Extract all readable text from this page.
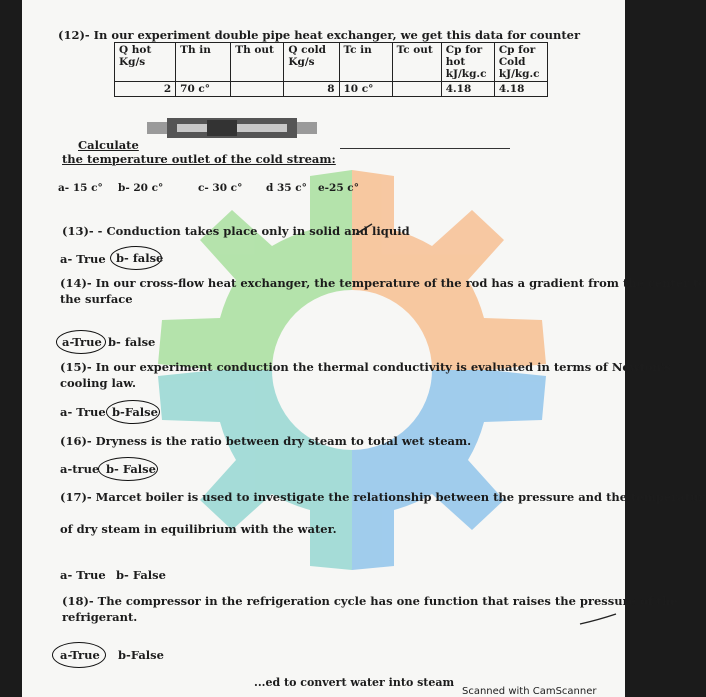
(12)- In our experiment double pipe heat exchanger, we get this data for counter
Q hot Kg/s	Th in	Th out	Q cold Kg/s	Tc in	Tc out	Cp for hot kJ/kg.c	Cp for Cold kJ/kg.c
2	70 c°		8	10 c°		4.18	4.18
Calculate
the temperature outlet of the cold stream:
a- 15 c° b- 20 c°	c- 30 c° d 35 c° e-25 c°
(13)- - Conduction takes place only in solid and liquid
a- True b- false
(14)- In our cross-flow heat exchanger, the temperature of the rod has a gradient from the center to
the surface
a-True b- false
(15)- In our experiment conduction the thermal conductivity is evaluated in terms of Newton's
cooling law.
a- True b-False
(16)- Dryness is the ratio between dry steam to total wet steam.
a-true b- False
(17)- Marcet boiler is used to investigate the relationship between the pressure and the temperatur
of dry steam in equilibrium with the water.
a- True b- False
(18)- The compressor in the refrigeration cycle has one function that raises the pressure of the
refrigerant.
a-True b-False
...ed to convert water into steam
Scanned with CamScanner
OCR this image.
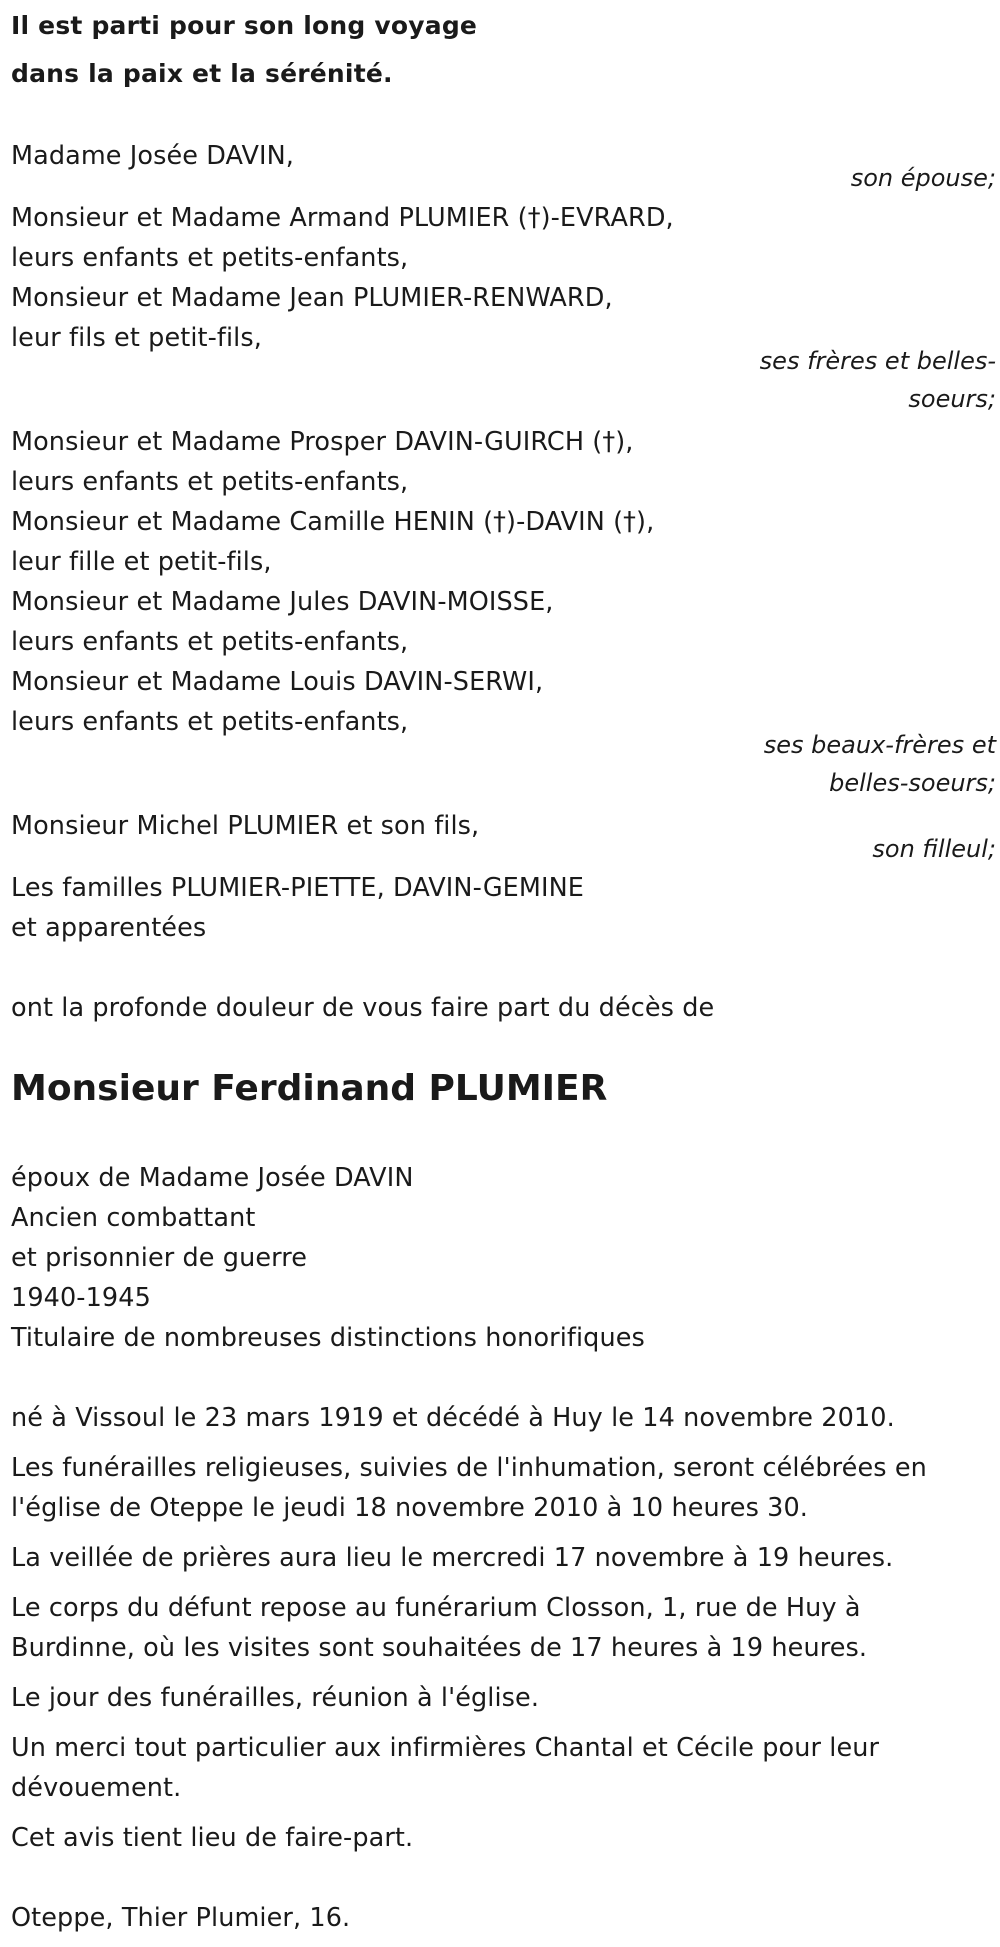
Il est parti pour son long voyage
dans la paix et la sérénité.
Madame Josée DAVIN,
son épouse;
Monsieur et Madame Armand PLUMIER (†)-EVRARD,
leurs enfants et petits-enfants,
Monsieur et Madame Jean PLUMIER-RENWARD,
leur fils et petit-fils,
ses frères et belles-soeurs;
Monsieur et Madame Prosper DAVIN-GUIRCH (†),
leurs enfants et petits-enfants,
Monsieur et Madame Camille HENIN (†)-DAVIN (†),
leur fille et petit-fils,
Monsieur et Madame Jules DAVIN-MOISSE,
leurs enfants et petits-enfants,
Monsieur et Madame Louis DAVIN-SERWI,
leurs enfants et petits-enfants,
ses beaux-frères et belles-soeurs;
Monsieur Michel PLUMIER et son fils,
son filleul;
Les familles PLUMIER-PIETTE, DAVIN-GEMINE
et apparentées
ont la profonde douleur de vous faire part du décès de
Monsieur Ferdinand PLUMIER
époux de Madame Josée DAVIN
Ancien combattant
et prisonnier de guerre
1940-1945
Titulaire de nombreuses distinctions honorifiques
né à Vissoul le 23 mars 1919 et décédé à Huy le 14 novembre 2010.
Les funérailles religieuses, suivies de l'inhumation, seront célébrées en l'église de Oteppe le jeudi 18 novembre 2010 à 10 heures 30.
La veillée de prières aura lieu le mercredi 17 novembre à 19 heures.
Le corps du défunt repose au funérarium Closson, 1, rue de Huy à Burdinne, où les visites sont souhaitées de 17 heures à 19 heures.
Le jour des funérailles, réunion à l'église.
Un merci tout particulier aux infirmières Chantal et Cécile pour leur dévouement.
Cet avis tient lieu de faire-part.
Oteppe, Thier Plumier, 16.
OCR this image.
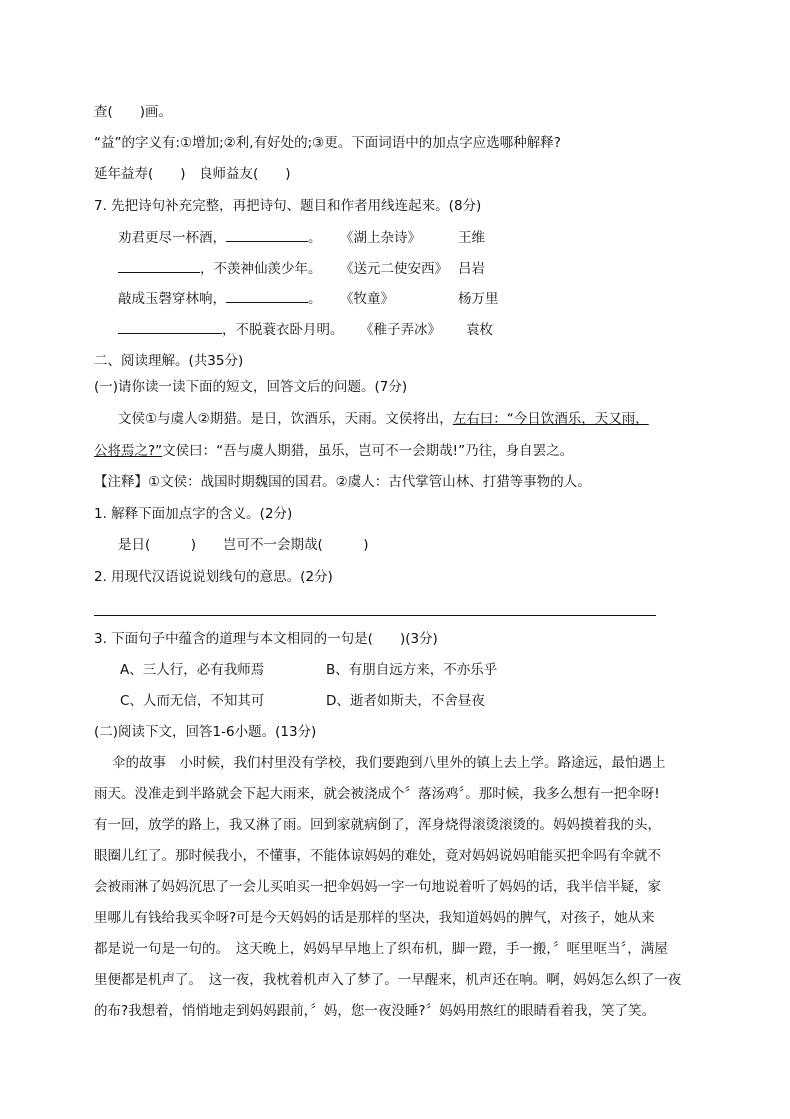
查(　　)画。
“益”的字义有:①增加;②利,有好处的;③更。下面词语中的加点字应选哪种解释?
延年益寿(　　)　良师益友(　　)
7. 先把诗句补充完整，再把诗句、题目和作者用线连起来。(8分)
劝君更尽一杯酒，	。 《湖上杂诗》	王维
，不羡神仙羡少年。 《送元二使安西》 吕岩
敲成玉磬穿林响，	。 《牧童》	杨万里
，不脱蓑衣卧月明。 《稚子弄冰》 袁枚
二、阅读理解。(共35分)
(一)请你读一读下面的短文，回答文后的问题。(7分)
文侯①与虞人②期猎。是日，饮酒乐，天雨。文侯将出，左右曰：“今日饮酒乐，天又雨，
公将焉之?”文侯曰：“吾与虞人期猎，虽乐，岂可不一会期哉!”乃往，身自罢之。
【注释】①文侯：战国时期魏国的国君。②虞人：古代掌管山林、打猎等事物的人。
1. 解释下面加点字的含义。(2分)
是日(　　　)　　岂可不一会期哉(　　　)
2. 用现代汉语说说划线句的意思。(2分)
3. 下面句子中蕴含的道理与本文相同的一句是(　　)(3分)
A、三人行，必有我师焉	B、有朋自远方来，不亦乐乎
C、人而无信，不知其可	D、逝者如斯夫，不舍昼夜
(二)阅读下文，回答1-6小题。(13分)
伞的故事　小时候，我们村里没有学校，我们要跑到八里外的镇上去上学。路途远，最怕遇上
雨天。没准走到半路就会下起大雨来，就会被浇成个〞落汤鸡〞。那时候，我多么想有一把伞呀!
有一回，放学的路上，我又淋了雨。回到家就病倒了，浑身烧得滚烫滚烫的。妈妈摸着我的头，
眼圈儿红了。那时候我小，不懂事，不能体谅妈妈的难处，竟对妈妈说妈咱能买把伞吗有伞就不
会被雨淋了妈妈沉思了一会儿买咱买一把伞妈妈一字一句地说着听了妈妈的话，我半信半疑，家
里哪儿有钱给我买伞呀?可是今天妈妈的话是那样的坚决，我知道妈妈的脾气，对孩子，她从来
都是说一句是一句的。　这天晚上，妈妈早早地上了织布机，脚一蹬，手一搬，〞哐里哐当〞，满屋
里便都是机声了。　这一夜，我枕着机声入了梦了。一早醒来，机声还在响。啊，妈妈怎么织了一夜
的布?我想着，悄悄地走到妈妈跟前，〞妈，您一夜没睡?〞妈妈用熬红的眼睛看着我，笑了笑。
########
Goal: Pictures are excluded; copy every other part of the records exactly.

Exercise answer:
Extract all readable text from this page.
(12)- In our experiment double pipe heat exchanger, we get this data for counter
Q hot Kg/s	Th in	Th out	Q cold Kg/s	Tc in	Tc out	Cp for hot kJ/kg.c	Cp for Cold kJ/kg.c
2	70 c°		8	10 c°		4.18	4.18
Calculate
the temperature outlet of the cold stream:
a- 15 c° b- 20 c°	c- 30 c° d 35 c° e-25 c°
(13)- - Conduction takes place only in solid and liquid
a- True b- false
(14)- In our cross-flow heat exchanger, the temperature of the rod has a gradient from the center to
the surface
a-True b- false
(15)- In our experiment conduction the thermal conductivity is evaluated in terms of Newton's
cooling law.
a- True b-False
(16)- Dryness is the ratio between dry steam to total wet steam.
a-true b- False
(17)- Marcet boiler is used to investigate the relationship between the pressure and the temperatur
of dry steam in equilibrium with the water.
a- True b- False
(18)- The compressor in the refrigeration cycle has one function that raises the pressure of the
refrigerant.
a-True b-False
...ed to convert water into steam
Scanned with CamScanner
OCR this image.
Il est parti pour son long voyage
dans la paix et la sérénité.
Madame Josée DAVIN,
son épouse;
Monsieur et Madame Armand PLUMIER (†)-EVRARD,
leurs enfants et petits-enfants,
Monsieur et Madame Jean PLUMIER-RENWARD,
leur fils et petit-fils,
ses frères et belles-soeurs;
Monsieur et Madame Prosper DAVIN-GUIRCH (†),
leurs enfants et petits-enfants,
Monsieur et Madame Camille HENIN (†)-DAVIN (†),
leur fille et petit-fils,
Monsieur et Madame Jules DAVIN-MOISSE,
leurs enfants et petits-enfants,
Monsieur et Madame Louis DAVIN-SERWI,
leurs enfants et petits-enfants,
ses beaux-frères et belles-soeurs;
Monsieur Michel PLUMIER et son fils,
son filleul;
Les familles PLUMIER-PIETTE, DAVIN-GEMINE
et apparentées
ont la profonde douleur de vous faire part du décès de
Monsieur Ferdinand PLUMIER
époux de Madame Josée DAVIN
Ancien combattant
et prisonnier de guerre
1940-1945
Titulaire de nombreuses distinctions honorifiques
né à Vissoul le 23 mars 1919 et décédé à Huy le 14 novembre 2010.
Les funérailles religieuses, suivies de l'inhumation, seront célébrées en l'église de Oteppe le jeudi 18 novembre 2010 à 10 heures 30.
La veillée de prières aura lieu le mercredi 17 novembre à 19 heures.
Le corps du défunt repose au funérarium Closson, 1, rue de Huy à Burdinne, où les visites sont souhaitées de 17 heures à 19 heures.
Le jour des funérailles, réunion à l'église.
Un merci tout particulier aux infirmières Chantal et Cécile pour leur dévouement.
Cet avis tient lieu de faire-part.
Oteppe, Thier Plumier, 16.
OCR this image.
查(　　)画。
“益”的字义有:①增加;②利,有好处的;③更。下面词语中的加点字应选哪种解释?
延年益寿(　　)　良师益友(　　)
7. 先把诗句补充完整，再把诗句、题目和作者用线连起来。(8分)
劝君更尽一杯酒，	。 《湖上杂诗》	王维
，不羡神仙羡少年。 《送元二使安西》 吕岩
敲成玉磬穿林响，	。 《牧童》	杨万里
，不脱蓑衣卧月明。 《稚子弄冰》 袁枚
二、阅读理解。(共35分)
(一)请你读一读下面的短文，回答文后的问题。(7分)
文侯①与虞人②期猎。是日，饮酒乐，天雨。文侯将出，左右曰：“今日饮酒乐，天又雨，
公将焉之?”文侯曰：“吾与虞人期猎，虽乐，岂可不一会期哉!”乃往，身自罢之。
【注释】①文侯：战国时期魏国的国君。②虞人：古代掌管山林、打猎等事物的人。
1. 解释下面加点字的含义。(2分)
是日(　　　)　　岂可不一会期哉(　　　)
2. 用现代汉语说说划线句的意思。(2分)
3. 下面句子中蕴含的道理与本文相同的一句是(　　)(3分)
A、三人行，必有我师焉	B、有朋自远方来，不亦乐乎
C、人而无信，不知其可	D、逝者如斯夫，不舍昼夜
(二)阅读下文，回答1-6小题。(13分)
伞的故事　小时候，我们村里没有学校，我们要跑到八里外的镇上去上学。路途远，最怕遇上
雨天。没准走到半路就会下起大雨来，就会被浇成个〞落汤鸡〞。那时候，我多么想有一把伞呀!
有一回，放学的路上，我又淋了雨。回到家就病倒了，浑身烧得滚烫滚烫的。妈妈摸着我的头，
眼圈儿红了。那时候我小，不懂事，不能体谅妈妈的难处，竟对妈妈说妈咱能买把伞吗有伞就不
会被雨淋了妈妈沉思了一会儿买咱买一把伞妈妈一字一句地说着听了妈妈的话，我半信半疑，家
里哪儿有钱给我买伞呀?可是今天妈妈的话是那样的坚决，我知道妈妈的脾气，对孩子，她从来
都是说一句是一句的。　这天晚上，妈妈早早地上了织布机，脚一蹬，手一搬，〞哐里哐当〞，满屋
里便都是机声了。　这一夜，我枕着机声入了梦了。一早醒来，机声还在响。啊，妈妈怎么织了一夜
的布?我想着，悄悄地走到妈妈跟前，〞妈，您一夜没睡?〞妈妈用熬红的眼睛看着我，笑了笑。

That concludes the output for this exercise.